● Raw records:
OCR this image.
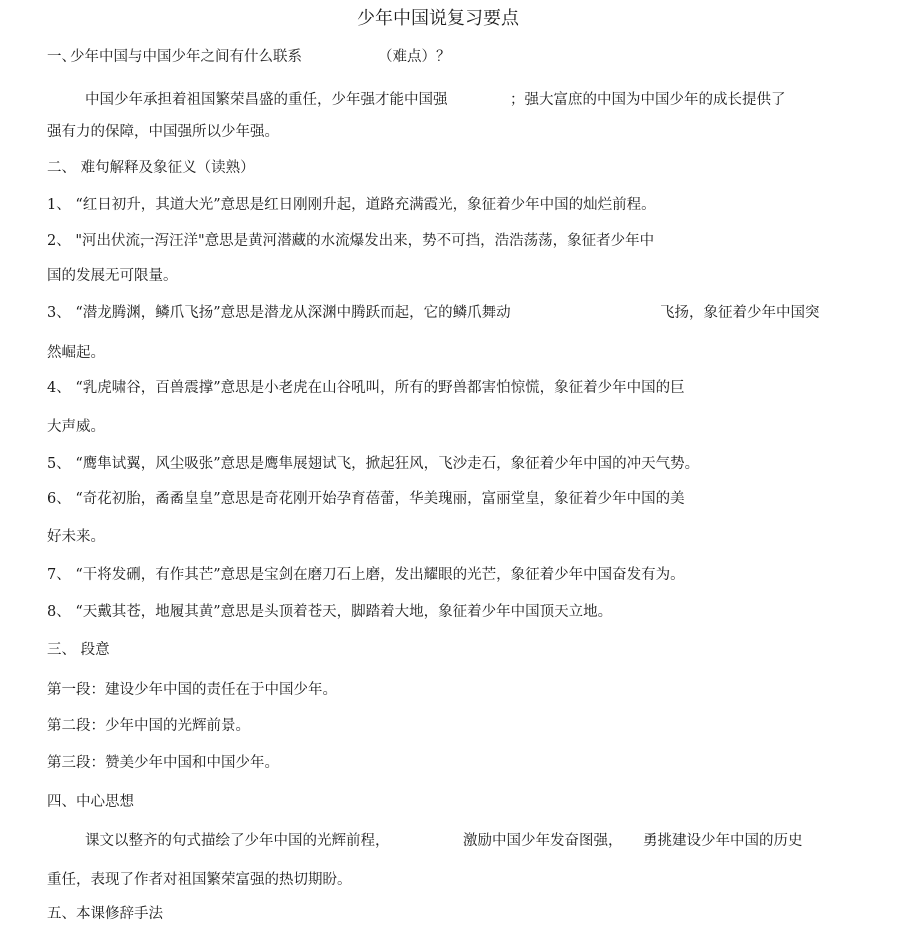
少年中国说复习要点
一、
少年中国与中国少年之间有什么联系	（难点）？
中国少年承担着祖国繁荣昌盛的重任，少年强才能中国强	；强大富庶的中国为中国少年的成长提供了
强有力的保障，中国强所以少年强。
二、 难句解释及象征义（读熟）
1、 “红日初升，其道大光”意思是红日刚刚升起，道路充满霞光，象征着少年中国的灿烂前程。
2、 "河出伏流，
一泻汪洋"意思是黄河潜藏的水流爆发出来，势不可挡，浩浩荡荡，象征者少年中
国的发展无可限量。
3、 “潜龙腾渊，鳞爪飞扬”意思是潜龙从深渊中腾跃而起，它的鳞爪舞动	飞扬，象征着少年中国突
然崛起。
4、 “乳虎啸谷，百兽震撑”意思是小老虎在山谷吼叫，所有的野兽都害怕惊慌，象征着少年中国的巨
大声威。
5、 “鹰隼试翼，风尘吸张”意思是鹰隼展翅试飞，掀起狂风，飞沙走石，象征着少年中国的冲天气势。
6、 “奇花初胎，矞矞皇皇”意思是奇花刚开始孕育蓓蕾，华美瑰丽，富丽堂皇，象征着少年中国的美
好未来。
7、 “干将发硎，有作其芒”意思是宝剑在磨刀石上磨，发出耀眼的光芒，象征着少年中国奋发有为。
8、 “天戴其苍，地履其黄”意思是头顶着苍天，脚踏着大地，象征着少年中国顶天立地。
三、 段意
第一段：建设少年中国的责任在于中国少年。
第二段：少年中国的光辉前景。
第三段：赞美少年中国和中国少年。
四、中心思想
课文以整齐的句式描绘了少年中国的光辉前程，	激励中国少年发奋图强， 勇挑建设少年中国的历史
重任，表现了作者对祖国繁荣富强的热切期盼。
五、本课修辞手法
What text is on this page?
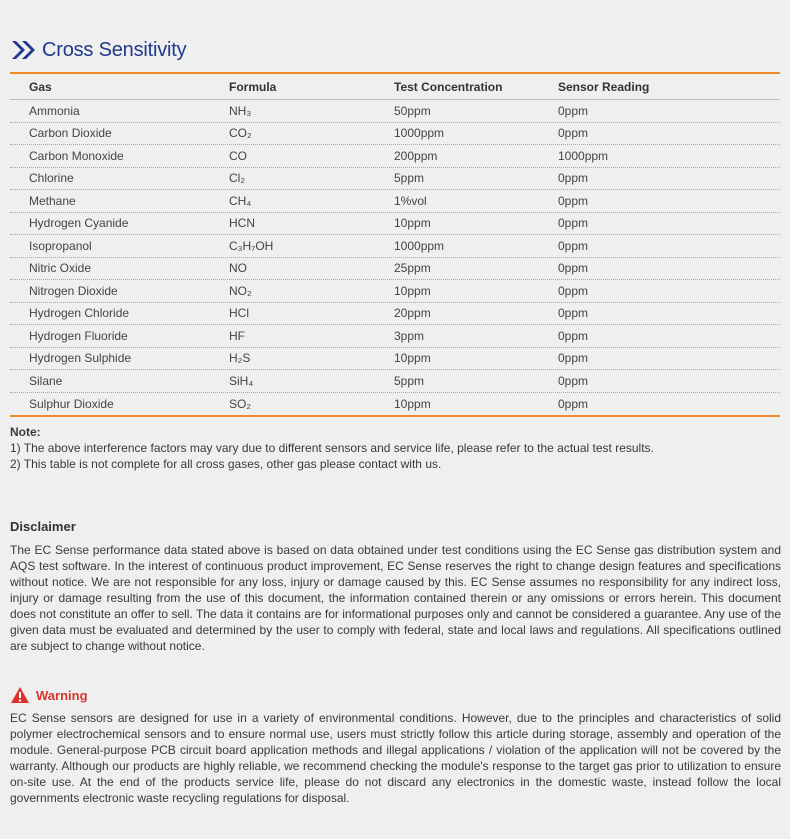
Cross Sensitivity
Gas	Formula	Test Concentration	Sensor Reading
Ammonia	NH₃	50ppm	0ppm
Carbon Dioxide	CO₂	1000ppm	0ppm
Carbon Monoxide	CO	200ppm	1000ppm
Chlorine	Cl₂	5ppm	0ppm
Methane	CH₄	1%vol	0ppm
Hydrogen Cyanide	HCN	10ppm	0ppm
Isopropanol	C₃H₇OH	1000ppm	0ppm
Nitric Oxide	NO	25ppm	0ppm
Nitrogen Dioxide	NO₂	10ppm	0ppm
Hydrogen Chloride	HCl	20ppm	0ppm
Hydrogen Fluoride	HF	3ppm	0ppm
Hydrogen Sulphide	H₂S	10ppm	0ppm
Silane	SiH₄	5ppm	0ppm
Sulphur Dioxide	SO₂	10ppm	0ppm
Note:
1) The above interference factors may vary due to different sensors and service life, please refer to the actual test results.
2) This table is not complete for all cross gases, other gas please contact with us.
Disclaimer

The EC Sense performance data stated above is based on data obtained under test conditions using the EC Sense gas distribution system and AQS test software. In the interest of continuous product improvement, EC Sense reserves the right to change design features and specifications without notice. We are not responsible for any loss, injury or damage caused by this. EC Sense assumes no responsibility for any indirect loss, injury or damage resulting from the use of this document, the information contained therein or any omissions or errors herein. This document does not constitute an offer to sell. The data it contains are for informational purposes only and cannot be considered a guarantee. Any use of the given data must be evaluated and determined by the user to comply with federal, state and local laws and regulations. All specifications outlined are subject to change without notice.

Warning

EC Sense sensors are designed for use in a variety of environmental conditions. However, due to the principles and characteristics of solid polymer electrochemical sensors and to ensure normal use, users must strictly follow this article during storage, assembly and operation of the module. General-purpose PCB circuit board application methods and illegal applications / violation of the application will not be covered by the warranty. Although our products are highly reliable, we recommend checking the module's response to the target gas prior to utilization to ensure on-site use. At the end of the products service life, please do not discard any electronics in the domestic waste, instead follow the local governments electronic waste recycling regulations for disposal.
--
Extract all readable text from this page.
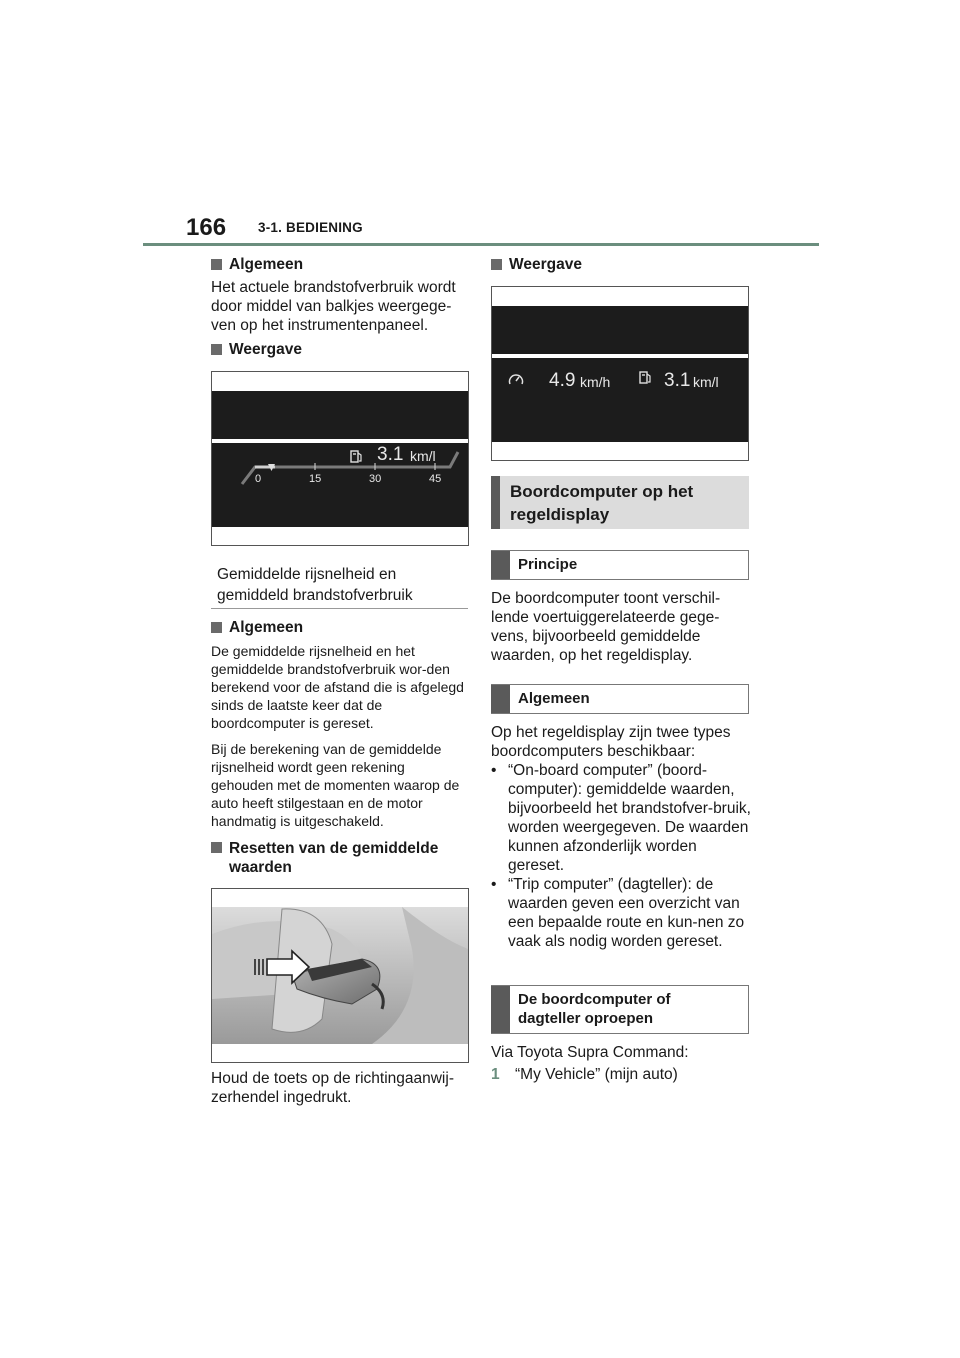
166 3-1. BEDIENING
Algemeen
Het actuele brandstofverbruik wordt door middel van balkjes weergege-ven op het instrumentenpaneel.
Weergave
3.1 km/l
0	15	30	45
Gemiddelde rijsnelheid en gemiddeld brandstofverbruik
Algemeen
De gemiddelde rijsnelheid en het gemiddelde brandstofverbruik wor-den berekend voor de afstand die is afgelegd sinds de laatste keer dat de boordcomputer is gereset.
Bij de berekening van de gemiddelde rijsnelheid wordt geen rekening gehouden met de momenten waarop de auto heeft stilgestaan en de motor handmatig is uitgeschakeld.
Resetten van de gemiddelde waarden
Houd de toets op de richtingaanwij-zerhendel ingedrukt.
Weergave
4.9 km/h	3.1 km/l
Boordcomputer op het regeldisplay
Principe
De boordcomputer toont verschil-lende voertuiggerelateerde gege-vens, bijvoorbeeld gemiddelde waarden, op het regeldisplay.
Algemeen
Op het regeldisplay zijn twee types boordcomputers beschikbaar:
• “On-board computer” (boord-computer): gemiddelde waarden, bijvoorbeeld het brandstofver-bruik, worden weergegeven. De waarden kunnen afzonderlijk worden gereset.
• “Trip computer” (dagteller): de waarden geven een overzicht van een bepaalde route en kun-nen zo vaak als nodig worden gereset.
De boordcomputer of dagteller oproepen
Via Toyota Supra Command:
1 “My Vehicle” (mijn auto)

● Problem statement: Every line in the data that holds "worden" should be copied out.

● Answer to this task:
• “On-board computer” (boord-computer): gemiddelde waarden, bijvoorbeeld het brandstofver-bruik, worden weergegeven. De waarden kunnen afzonderlijk worden gereset.
• “Trip computer” (dagteller): de waarden geven een overzicht van een bepaalde route en kun-nen zo vaak als nodig worden gereset.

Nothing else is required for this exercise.